> _Challenge_: Extract and list every line that contains the word "区民政局".

[Stored data entries]
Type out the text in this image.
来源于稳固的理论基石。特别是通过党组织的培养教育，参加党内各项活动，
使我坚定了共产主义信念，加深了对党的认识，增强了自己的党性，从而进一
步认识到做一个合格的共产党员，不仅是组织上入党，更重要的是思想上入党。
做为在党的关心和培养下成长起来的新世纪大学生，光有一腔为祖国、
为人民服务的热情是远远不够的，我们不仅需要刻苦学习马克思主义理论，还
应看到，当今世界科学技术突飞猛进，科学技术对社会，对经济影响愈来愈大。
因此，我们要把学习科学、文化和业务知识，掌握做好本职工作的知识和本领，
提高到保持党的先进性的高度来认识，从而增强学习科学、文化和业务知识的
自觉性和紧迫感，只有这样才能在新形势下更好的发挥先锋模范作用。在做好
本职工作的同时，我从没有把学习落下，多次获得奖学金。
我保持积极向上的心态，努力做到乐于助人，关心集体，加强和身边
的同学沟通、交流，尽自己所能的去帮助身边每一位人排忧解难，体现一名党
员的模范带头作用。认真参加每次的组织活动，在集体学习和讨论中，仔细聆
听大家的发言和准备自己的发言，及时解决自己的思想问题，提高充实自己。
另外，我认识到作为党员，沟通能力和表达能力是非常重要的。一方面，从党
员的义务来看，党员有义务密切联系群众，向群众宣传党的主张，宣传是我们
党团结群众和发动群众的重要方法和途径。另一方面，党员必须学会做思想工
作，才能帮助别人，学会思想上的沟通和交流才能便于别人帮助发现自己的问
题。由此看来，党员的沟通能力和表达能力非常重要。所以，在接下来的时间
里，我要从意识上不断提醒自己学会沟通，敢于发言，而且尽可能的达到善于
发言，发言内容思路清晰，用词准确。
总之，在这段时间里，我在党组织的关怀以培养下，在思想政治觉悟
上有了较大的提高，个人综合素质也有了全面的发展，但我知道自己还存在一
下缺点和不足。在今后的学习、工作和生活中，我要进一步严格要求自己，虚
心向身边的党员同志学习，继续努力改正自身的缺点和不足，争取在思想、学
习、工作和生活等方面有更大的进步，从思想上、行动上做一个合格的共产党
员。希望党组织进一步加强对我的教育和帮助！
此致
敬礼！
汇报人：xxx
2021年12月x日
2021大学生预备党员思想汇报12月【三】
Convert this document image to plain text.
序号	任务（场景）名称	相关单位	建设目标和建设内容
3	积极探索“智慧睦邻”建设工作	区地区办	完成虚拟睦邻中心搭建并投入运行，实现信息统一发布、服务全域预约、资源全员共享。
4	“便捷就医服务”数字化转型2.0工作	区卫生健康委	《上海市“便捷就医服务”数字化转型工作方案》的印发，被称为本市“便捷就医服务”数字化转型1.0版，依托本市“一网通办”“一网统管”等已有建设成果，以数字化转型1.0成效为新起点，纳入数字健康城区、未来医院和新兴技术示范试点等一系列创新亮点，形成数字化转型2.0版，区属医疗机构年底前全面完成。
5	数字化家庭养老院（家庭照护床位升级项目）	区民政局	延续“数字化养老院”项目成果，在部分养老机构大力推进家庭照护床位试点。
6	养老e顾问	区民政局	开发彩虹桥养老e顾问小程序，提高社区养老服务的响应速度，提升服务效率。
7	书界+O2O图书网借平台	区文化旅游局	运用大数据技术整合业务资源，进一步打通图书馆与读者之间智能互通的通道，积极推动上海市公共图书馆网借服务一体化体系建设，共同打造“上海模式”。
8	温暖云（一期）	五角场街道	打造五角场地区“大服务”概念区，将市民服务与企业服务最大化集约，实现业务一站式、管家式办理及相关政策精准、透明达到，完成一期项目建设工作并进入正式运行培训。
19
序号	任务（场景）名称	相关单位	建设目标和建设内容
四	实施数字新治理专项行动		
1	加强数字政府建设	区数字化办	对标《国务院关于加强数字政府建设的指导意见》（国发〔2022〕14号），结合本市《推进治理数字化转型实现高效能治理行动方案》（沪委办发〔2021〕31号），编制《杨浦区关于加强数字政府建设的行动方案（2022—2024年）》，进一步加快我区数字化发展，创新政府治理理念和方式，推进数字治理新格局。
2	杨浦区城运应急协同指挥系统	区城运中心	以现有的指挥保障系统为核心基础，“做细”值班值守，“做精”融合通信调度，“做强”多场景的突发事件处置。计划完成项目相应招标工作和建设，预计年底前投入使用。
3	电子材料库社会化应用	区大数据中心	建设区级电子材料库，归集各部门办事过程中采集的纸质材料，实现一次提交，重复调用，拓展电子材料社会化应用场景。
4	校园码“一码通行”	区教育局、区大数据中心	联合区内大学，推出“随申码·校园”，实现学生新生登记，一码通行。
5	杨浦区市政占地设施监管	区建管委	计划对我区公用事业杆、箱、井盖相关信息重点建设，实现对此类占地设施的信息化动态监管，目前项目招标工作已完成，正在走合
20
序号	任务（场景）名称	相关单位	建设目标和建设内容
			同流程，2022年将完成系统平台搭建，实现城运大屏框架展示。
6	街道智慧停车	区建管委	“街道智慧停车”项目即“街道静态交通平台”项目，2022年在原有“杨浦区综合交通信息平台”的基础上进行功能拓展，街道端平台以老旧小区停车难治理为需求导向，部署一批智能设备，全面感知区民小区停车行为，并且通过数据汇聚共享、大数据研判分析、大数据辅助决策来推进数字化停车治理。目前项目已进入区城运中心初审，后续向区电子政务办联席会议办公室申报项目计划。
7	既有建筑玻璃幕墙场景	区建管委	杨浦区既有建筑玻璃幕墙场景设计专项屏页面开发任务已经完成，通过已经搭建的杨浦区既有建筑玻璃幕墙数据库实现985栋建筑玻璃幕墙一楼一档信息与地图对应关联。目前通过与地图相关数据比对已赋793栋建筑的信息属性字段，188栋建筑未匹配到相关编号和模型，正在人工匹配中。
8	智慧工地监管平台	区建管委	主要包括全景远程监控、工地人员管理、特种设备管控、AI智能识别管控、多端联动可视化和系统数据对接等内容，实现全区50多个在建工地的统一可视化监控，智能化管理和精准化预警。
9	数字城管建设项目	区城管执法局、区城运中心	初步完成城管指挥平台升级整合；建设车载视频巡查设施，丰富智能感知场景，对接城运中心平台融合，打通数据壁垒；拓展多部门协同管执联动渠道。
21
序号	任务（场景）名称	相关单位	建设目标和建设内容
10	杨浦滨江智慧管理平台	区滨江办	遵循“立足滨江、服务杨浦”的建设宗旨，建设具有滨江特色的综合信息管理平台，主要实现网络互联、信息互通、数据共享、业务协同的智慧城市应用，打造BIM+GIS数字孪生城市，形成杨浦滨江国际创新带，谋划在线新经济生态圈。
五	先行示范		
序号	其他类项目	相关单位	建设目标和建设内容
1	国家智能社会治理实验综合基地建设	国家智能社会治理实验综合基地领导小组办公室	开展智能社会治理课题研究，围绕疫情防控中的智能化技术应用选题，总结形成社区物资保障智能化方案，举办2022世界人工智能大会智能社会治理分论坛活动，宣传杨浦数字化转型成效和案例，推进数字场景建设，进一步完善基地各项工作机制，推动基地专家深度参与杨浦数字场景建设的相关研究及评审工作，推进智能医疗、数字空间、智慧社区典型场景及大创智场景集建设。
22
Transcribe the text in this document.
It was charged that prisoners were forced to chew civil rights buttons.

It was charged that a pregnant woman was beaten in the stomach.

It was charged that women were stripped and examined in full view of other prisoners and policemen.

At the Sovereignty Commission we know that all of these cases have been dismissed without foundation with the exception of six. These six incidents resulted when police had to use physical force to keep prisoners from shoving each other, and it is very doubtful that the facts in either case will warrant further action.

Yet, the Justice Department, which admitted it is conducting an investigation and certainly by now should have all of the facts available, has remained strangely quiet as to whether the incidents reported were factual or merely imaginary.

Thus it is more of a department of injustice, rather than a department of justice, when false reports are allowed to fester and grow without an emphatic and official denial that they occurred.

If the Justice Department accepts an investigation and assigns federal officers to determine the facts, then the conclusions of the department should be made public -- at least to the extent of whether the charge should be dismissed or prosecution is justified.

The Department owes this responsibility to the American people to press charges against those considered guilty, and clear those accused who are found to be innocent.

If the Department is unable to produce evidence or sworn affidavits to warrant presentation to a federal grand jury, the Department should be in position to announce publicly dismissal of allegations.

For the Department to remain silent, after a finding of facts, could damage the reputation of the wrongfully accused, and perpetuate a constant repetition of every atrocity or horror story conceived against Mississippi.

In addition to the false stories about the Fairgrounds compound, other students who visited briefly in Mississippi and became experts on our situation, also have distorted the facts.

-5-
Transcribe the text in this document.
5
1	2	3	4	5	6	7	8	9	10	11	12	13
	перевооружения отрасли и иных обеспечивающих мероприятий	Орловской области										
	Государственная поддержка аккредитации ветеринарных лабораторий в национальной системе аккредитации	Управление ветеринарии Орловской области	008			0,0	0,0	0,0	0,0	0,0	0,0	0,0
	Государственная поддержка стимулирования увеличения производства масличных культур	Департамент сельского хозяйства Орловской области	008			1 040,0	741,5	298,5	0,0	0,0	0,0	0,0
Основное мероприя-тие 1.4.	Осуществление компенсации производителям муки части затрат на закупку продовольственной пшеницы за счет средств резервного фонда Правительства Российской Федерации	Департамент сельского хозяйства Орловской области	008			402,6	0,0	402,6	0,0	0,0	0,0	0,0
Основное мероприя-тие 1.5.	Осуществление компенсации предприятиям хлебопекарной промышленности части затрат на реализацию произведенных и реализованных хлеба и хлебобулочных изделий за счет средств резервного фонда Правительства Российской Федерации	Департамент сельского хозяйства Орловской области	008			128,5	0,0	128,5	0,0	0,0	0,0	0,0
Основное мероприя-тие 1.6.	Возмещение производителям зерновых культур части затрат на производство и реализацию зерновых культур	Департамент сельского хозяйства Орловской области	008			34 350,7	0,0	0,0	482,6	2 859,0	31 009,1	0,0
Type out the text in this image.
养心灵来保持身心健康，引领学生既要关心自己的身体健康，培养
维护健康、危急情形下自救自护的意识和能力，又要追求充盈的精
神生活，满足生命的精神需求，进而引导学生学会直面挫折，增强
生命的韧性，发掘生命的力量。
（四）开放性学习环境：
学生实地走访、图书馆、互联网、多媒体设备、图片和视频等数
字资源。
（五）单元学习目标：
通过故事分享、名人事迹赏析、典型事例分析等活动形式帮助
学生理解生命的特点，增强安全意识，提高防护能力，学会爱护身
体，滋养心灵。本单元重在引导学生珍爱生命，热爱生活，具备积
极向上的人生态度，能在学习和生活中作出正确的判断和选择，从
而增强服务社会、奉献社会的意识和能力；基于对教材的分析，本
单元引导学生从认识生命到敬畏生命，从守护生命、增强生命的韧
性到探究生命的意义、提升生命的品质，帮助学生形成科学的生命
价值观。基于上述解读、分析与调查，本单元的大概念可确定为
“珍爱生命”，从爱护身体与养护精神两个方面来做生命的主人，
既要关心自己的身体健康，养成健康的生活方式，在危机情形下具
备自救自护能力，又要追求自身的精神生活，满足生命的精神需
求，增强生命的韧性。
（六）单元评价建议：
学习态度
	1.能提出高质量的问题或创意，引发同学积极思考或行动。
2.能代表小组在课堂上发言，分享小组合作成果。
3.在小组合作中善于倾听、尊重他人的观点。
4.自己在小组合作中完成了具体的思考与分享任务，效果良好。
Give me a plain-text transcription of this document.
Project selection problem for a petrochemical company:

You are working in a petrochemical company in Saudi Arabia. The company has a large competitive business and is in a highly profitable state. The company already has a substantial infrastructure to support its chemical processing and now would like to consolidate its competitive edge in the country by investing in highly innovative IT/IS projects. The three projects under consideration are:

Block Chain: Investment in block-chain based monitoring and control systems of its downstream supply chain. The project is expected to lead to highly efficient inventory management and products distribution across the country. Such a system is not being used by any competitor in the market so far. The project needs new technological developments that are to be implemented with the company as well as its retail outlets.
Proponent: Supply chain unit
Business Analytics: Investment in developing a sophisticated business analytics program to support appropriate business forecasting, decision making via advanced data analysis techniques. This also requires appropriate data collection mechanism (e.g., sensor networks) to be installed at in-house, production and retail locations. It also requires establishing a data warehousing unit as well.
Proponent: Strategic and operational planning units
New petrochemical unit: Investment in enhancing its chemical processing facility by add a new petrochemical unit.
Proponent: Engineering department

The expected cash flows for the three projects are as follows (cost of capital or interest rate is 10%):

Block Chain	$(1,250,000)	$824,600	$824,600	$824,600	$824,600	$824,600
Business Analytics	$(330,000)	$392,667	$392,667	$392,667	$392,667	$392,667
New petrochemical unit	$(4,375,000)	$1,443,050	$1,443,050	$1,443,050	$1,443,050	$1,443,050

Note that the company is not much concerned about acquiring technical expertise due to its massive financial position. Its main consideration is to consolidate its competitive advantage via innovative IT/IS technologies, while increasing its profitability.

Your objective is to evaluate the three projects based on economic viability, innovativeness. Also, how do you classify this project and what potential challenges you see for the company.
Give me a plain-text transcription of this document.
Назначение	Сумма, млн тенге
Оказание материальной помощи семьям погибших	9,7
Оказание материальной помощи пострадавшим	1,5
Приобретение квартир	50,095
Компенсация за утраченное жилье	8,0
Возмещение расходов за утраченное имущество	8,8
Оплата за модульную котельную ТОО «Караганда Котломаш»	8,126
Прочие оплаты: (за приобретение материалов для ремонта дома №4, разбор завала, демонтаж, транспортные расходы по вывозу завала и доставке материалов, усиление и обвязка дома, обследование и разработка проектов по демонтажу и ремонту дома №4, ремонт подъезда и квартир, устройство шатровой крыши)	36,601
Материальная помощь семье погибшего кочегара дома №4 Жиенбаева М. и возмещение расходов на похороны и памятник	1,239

> _Written response_:
5	数字化家庭养老院（家庭照护床位升级项目）	区民政局	延续“数字化养老院”项目成果，在部分养老机构大力推进家庭照护床位试点。
6	养老e顾问	区民政局	开发彩虹桥养老e顾问小程序，提高社区养老服务的响应速度，提升服务效率。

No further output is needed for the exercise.